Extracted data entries

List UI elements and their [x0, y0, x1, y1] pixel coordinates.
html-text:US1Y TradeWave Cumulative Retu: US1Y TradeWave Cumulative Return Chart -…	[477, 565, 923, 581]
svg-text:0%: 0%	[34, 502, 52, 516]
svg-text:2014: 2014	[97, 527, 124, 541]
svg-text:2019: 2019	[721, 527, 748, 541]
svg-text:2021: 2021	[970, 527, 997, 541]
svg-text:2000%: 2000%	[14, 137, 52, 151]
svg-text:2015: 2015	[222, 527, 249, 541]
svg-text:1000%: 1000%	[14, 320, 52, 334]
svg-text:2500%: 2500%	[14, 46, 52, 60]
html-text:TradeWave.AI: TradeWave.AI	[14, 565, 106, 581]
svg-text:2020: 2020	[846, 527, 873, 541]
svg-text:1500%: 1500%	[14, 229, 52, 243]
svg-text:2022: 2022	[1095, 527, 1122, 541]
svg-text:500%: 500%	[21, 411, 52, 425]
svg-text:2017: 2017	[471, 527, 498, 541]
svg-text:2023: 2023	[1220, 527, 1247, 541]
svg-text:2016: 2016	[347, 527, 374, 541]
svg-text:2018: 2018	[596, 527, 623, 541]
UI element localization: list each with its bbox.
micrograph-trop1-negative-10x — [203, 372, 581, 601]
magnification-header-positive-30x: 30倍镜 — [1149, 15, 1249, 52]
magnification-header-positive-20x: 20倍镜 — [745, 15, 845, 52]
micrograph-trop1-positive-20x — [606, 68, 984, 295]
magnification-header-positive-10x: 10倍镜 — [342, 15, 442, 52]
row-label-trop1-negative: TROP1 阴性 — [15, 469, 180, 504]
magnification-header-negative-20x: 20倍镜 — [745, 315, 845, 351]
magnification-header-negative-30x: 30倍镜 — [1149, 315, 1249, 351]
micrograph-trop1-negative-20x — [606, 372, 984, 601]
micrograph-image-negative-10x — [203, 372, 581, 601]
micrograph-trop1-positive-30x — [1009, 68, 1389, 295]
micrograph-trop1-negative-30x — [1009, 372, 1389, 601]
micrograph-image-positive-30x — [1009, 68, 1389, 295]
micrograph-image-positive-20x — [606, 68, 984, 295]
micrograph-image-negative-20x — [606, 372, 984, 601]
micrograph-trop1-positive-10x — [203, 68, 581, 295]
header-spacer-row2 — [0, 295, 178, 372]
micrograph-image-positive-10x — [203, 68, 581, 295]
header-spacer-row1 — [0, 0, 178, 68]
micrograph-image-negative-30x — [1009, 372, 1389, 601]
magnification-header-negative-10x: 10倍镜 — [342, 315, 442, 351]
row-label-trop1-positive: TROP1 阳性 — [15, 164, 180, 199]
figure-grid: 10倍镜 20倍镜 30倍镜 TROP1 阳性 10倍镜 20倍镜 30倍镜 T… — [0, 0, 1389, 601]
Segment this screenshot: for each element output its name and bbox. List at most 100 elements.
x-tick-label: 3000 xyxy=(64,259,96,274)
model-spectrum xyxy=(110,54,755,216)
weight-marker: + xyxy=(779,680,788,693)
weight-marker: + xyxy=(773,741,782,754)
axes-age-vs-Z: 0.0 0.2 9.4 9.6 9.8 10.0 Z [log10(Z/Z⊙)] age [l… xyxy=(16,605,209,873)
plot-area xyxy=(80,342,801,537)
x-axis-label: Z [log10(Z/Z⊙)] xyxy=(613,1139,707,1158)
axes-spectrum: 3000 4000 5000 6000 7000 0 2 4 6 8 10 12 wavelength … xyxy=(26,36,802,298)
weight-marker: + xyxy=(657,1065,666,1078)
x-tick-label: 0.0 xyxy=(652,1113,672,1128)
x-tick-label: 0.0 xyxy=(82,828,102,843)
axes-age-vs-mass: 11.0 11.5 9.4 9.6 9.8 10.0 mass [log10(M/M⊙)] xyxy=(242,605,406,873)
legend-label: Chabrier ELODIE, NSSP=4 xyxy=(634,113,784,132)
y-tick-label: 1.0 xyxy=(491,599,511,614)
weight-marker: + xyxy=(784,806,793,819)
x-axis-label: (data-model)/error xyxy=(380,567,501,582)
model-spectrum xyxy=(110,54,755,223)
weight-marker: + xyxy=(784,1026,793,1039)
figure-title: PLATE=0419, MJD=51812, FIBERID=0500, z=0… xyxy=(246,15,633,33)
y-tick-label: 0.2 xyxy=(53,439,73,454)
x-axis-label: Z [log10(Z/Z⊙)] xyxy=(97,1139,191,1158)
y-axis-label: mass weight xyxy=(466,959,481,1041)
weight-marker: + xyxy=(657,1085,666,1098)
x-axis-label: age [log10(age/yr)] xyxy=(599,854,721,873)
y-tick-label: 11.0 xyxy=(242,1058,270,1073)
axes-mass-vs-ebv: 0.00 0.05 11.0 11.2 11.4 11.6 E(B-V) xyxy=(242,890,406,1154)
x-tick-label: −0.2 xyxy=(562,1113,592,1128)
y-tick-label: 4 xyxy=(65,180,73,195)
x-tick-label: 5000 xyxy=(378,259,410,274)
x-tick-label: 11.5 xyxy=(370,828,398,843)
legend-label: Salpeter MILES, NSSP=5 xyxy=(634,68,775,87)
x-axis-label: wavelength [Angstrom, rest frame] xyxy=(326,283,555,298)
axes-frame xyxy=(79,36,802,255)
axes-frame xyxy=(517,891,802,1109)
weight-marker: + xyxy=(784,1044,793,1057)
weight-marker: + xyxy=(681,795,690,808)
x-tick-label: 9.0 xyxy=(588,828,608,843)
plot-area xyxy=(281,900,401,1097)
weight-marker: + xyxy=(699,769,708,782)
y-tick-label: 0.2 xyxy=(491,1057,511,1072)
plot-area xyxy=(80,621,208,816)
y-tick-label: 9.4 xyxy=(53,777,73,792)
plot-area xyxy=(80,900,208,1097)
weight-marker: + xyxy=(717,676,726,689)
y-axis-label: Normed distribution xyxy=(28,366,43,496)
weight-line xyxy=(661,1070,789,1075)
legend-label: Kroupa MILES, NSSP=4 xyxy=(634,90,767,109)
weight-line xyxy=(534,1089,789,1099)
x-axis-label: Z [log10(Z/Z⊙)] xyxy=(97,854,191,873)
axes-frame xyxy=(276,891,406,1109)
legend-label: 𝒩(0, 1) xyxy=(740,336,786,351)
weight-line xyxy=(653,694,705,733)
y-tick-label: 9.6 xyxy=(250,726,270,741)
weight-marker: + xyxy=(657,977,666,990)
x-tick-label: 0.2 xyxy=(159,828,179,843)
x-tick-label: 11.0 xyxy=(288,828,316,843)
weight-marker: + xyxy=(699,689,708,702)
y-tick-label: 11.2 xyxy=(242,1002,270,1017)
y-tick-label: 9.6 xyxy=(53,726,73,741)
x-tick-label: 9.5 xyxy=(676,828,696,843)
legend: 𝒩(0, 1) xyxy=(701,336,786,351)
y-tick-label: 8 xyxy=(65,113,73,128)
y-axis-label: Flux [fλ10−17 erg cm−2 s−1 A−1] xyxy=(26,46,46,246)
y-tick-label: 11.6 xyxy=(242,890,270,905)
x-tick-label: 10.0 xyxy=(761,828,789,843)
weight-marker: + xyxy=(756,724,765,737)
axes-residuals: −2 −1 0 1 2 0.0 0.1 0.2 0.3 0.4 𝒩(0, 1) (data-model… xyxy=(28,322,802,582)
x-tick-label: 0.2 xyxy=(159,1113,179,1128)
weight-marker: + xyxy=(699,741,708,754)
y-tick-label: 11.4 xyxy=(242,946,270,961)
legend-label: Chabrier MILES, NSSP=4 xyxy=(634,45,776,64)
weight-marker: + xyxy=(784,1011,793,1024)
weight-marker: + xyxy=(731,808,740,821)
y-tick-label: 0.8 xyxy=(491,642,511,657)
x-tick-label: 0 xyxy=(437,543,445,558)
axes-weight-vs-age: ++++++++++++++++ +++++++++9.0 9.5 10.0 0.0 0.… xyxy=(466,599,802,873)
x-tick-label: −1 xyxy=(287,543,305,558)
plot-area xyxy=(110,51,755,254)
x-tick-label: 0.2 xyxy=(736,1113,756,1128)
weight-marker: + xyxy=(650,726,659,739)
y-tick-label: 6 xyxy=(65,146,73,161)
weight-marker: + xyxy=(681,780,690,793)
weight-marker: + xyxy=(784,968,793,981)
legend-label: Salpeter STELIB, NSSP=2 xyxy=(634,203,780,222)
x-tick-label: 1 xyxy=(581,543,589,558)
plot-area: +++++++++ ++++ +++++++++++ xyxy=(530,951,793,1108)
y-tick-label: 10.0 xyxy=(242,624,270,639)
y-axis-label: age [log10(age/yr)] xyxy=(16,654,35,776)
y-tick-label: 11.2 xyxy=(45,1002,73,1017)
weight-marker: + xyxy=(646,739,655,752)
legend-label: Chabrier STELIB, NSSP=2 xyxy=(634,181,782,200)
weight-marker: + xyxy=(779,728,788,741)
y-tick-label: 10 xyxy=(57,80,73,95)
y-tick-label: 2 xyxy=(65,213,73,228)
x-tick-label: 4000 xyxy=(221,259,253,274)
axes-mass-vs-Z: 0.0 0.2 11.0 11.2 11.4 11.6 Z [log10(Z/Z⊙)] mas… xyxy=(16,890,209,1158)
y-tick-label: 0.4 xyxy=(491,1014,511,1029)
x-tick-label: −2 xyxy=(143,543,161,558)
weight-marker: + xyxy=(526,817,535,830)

[DIRECTION]:
Can you lay out the stretch from the start of the records through the line containing "527, 124, 541]" as a Markdown table with the columns No. and Entry, leaving out any blank lines?

[WRITTEN RESPONSE]:
| No. | Entry |
|---|---|
| 1 | List UI elements and their [x0, y0, x1, y1] pixel coordinates. |
| 2 | html-text:US1Y TradeWave Cumulative Retu: US1Y TradeWave Cumulative Return Chart -…	[477, 565, 923, 581] |
| 3 | svg-text:0%: 0%	[34, 502, 52, 516] |
| 4 | svg-text:2014: 2014	[97, 527, 124, 541] |